Start of Given records

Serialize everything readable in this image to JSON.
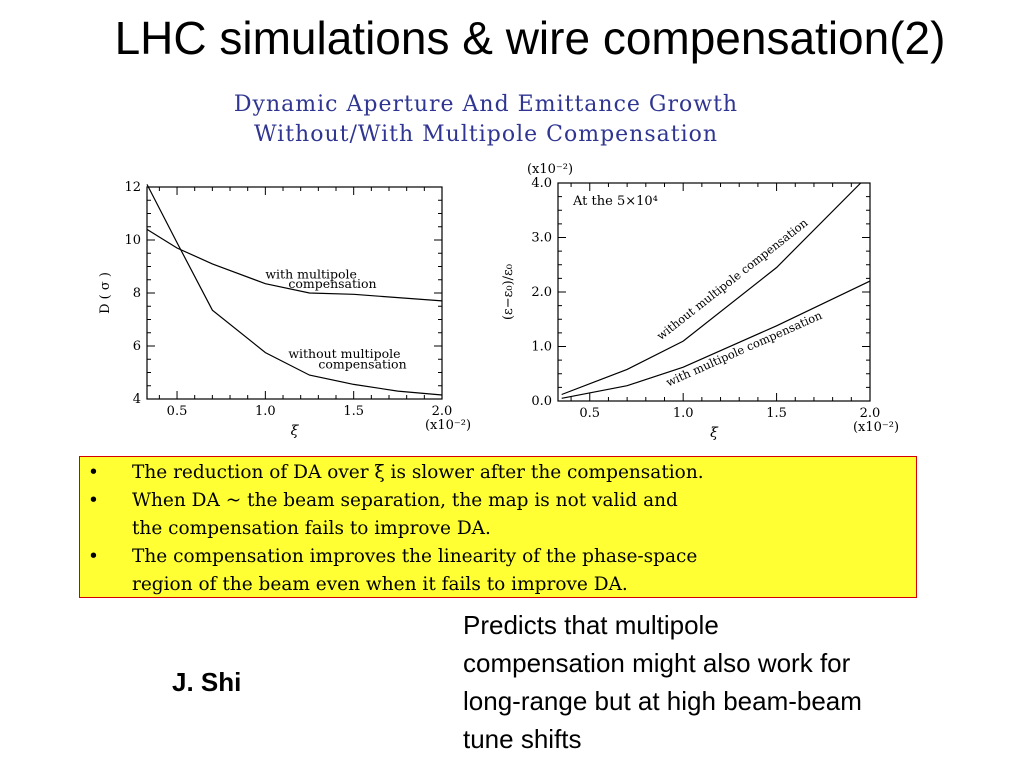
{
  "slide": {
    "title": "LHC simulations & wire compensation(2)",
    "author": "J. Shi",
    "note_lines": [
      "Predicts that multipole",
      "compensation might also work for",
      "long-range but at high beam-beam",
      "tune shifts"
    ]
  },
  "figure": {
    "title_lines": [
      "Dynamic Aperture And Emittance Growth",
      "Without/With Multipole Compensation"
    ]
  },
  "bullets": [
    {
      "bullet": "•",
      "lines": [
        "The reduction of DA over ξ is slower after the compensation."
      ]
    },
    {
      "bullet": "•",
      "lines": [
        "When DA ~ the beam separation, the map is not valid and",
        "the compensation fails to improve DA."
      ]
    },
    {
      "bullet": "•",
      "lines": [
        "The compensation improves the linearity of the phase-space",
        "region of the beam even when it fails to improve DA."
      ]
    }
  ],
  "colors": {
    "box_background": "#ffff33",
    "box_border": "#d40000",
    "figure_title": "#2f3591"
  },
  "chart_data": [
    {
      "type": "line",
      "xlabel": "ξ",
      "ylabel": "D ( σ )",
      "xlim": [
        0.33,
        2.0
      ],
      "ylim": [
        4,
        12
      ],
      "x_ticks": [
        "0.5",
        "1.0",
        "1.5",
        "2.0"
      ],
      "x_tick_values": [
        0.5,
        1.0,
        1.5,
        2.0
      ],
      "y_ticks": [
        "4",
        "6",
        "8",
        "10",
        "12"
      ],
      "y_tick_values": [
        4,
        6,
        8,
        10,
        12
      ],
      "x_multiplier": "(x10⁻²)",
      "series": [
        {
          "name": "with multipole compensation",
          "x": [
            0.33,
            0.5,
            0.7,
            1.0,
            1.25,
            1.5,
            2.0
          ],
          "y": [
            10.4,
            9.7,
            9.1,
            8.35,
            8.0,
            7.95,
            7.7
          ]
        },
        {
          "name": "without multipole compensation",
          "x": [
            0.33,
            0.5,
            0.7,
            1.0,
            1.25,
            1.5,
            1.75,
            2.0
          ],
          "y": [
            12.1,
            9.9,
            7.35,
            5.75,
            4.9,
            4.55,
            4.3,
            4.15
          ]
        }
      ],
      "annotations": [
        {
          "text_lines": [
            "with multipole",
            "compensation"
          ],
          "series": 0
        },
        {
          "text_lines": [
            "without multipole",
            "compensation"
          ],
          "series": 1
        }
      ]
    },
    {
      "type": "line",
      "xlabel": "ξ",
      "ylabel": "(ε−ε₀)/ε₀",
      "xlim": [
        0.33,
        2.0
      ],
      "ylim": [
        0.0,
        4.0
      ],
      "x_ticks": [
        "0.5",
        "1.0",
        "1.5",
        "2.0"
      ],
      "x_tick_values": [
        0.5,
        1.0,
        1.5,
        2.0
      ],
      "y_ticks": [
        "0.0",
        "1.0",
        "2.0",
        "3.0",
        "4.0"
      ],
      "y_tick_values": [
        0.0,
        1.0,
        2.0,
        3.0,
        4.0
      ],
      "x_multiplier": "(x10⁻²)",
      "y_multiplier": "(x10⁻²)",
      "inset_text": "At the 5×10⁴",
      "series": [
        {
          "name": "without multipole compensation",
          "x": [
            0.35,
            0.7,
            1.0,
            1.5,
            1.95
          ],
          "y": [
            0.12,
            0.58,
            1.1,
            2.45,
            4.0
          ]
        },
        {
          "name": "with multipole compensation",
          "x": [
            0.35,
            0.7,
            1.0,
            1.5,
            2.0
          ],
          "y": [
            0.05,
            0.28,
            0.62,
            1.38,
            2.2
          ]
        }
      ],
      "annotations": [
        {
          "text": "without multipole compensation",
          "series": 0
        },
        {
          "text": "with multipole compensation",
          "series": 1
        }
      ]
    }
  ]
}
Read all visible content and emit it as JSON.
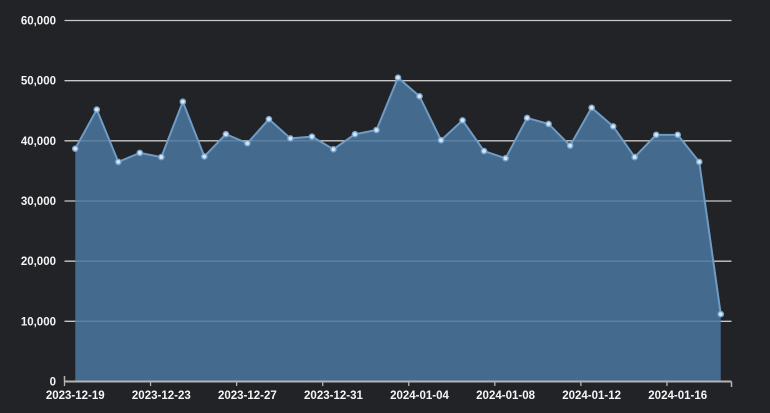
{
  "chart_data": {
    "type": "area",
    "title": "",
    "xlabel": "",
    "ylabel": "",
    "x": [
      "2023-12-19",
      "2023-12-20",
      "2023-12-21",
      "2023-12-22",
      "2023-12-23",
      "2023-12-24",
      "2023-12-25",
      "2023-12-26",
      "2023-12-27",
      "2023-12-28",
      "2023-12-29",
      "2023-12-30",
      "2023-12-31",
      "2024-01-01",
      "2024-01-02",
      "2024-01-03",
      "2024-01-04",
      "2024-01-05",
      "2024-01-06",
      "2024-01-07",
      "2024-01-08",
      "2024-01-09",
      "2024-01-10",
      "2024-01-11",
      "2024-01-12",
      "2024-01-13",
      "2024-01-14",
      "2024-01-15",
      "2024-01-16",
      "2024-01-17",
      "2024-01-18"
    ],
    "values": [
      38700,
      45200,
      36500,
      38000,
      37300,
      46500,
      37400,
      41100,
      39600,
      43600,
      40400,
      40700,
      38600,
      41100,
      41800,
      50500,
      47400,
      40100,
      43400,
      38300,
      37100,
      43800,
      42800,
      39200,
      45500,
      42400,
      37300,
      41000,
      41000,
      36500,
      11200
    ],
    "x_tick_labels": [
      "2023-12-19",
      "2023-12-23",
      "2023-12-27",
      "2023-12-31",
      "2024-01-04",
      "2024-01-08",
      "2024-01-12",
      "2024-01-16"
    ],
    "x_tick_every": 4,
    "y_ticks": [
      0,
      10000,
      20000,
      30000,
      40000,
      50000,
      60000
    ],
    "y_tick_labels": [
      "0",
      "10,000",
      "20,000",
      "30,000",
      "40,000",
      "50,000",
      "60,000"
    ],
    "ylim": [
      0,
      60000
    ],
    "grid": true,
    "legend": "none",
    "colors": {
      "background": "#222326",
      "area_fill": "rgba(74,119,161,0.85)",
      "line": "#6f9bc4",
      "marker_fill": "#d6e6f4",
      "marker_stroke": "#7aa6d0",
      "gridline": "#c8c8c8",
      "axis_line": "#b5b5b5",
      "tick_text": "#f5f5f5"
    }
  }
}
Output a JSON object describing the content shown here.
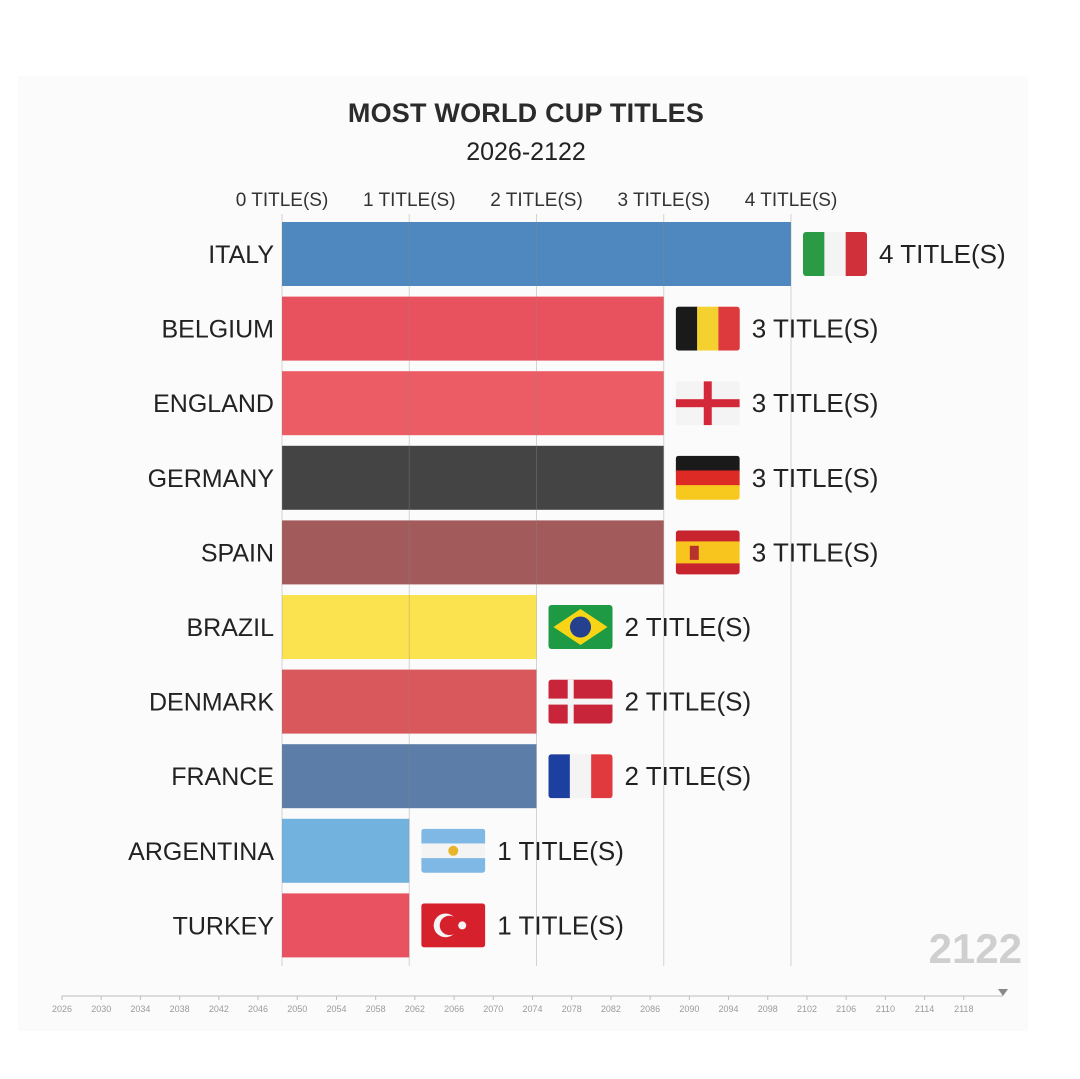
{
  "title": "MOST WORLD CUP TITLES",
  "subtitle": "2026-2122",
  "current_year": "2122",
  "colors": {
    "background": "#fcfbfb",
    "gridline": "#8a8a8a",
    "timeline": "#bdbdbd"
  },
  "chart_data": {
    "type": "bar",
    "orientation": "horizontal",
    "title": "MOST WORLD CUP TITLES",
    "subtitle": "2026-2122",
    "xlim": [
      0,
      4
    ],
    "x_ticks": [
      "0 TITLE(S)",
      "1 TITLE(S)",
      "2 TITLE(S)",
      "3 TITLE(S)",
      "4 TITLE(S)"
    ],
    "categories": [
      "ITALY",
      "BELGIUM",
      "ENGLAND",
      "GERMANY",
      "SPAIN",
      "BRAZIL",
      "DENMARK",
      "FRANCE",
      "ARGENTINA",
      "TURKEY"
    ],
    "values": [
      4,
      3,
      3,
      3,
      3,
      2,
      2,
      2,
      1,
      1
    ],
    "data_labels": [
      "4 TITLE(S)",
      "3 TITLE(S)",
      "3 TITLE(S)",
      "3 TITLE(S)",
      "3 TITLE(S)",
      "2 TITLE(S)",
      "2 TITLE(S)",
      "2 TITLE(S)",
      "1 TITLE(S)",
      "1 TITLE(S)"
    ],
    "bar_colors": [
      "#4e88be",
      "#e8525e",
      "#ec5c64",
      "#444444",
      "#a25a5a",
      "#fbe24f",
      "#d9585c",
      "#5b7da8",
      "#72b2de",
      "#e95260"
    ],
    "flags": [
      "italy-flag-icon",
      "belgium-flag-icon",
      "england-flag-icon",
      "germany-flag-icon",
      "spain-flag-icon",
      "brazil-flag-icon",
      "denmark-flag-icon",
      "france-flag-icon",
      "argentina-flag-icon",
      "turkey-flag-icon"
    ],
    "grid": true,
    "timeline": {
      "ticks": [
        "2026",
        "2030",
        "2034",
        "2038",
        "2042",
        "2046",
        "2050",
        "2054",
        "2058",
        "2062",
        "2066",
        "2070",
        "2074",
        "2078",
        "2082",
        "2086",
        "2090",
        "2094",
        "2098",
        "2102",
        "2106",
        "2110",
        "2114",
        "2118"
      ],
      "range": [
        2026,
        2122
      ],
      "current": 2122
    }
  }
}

End of Given records

> Exercise instructions:
Copy every line above that holds the word "subtitle".

> The reply:
  "subtitle": "2026-2122",
    "subtitle": "2026-2122",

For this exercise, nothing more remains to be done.